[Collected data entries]
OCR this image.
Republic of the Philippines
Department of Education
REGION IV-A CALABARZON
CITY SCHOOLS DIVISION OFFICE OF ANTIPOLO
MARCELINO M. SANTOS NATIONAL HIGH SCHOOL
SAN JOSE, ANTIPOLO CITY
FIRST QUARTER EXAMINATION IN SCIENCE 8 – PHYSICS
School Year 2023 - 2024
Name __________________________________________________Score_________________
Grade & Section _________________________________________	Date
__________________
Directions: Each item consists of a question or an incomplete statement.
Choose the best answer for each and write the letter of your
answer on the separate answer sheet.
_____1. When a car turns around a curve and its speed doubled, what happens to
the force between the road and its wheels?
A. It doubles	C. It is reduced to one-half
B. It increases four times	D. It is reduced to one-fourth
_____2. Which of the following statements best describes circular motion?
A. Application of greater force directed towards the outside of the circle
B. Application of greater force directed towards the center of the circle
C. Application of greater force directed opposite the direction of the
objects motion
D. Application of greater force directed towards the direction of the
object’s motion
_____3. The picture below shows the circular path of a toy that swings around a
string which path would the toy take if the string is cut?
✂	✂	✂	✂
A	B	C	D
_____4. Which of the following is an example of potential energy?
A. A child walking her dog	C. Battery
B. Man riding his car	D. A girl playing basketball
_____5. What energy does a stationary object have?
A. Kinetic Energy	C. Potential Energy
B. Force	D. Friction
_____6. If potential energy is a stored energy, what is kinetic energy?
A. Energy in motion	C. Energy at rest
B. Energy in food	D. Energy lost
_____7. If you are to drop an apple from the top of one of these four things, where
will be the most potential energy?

Your goal — Give every line of the material again, exactly as it reads.

Written reply —
OCR this image.
Republic of the Philippines
Department of Education
REGION IV-A CALABARZON
CITY SCHOOLS DIVISION OFFICE OF ANTIPOLO
MARCELINO M. SANTOS NATIONAL HIGH SCHOOL
SAN JOSE, ANTIPOLO CITY
FIRST QUARTER EXAMINATION IN SCIENCE 8 – PHYSICS
School Year 2023 - 2024
Name __________________________________________________Score_________________
Grade & Section _________________________________________	Date
__________________
Directions: Each item consists of a question or an incomplete statement.
Choose the best answer for each and write the letter of your
answer on the separate answer sheet.
_____1. When a car turns around a curve and its speed doubled, what happens to
the force between the road and its wheels?
A. It doubles	C. It is reduced to one-half
B. It increases four times	D. It is reduced to one-fourth
_____2. Which of the following statements best describes circular motion?
A. Application of greater force directed towards the outside of the circle
B. Application of greater force directed towards the center of the circle
C. Application of greater force directed opposite the direction of the
objects motion
D. Application of greater force directed towards the direction of the
object’s motion
_____3. The picture below shows the circular path of a toy that swings around a
string which path would the toy take if the string is cut?
✂	✂	✂	✂
A	B	C	D
_____4. Which of the following is an example of potential energy?
A. A child walking her dog	C. Battery
B. Man riding his car	D. A girl playing basketball
_____5. What energy does a stationary object have?
A. Kinetic Energy	C. Potential Energy
B. Force	D. Friction
_____6. If potential energy is a stored energy, what is kinetic energy?
A. Energy in motion	C. Energy at rest
B. Energy in food	D. Energy lost
_____7. If you are to drop an apple from the top of one of these four things, where
will be the most potential energy?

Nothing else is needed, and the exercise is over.